### THE RECORDS

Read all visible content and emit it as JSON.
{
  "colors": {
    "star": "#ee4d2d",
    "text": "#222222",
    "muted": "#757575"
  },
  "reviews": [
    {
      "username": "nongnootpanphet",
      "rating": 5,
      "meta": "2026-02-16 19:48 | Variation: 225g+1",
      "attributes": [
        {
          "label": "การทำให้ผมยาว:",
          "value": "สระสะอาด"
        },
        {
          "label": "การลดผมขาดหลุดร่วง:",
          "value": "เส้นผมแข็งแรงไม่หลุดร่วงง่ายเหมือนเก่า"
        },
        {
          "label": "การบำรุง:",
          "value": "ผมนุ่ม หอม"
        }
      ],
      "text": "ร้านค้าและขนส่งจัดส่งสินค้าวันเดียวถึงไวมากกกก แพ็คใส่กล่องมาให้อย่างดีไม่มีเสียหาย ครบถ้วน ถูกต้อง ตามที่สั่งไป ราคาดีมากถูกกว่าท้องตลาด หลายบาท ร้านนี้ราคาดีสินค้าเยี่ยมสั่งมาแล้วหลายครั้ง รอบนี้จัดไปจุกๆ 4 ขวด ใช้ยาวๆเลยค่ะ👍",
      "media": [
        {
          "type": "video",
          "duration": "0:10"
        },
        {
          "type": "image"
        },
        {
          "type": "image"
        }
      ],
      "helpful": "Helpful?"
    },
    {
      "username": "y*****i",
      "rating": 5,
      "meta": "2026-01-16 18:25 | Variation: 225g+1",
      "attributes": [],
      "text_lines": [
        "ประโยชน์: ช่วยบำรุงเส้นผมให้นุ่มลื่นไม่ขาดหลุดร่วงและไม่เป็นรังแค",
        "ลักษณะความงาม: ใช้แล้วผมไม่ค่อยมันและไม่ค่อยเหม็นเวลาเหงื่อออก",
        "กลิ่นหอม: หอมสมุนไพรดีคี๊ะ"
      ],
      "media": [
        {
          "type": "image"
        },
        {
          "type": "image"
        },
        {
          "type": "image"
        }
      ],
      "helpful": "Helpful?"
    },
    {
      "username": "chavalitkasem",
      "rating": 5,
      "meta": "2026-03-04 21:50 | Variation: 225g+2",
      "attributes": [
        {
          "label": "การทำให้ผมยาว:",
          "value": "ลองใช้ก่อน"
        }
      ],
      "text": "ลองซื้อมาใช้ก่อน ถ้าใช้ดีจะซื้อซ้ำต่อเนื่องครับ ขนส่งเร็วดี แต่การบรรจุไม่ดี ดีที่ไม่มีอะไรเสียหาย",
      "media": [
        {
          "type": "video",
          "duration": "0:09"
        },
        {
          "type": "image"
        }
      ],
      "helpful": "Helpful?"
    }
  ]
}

######

■ **TASK GOAL**: Reply with nothing but a number: how many lines of the entries above contain the string "Variation"?

■ **SOLUTION TO THIS TASK**: 3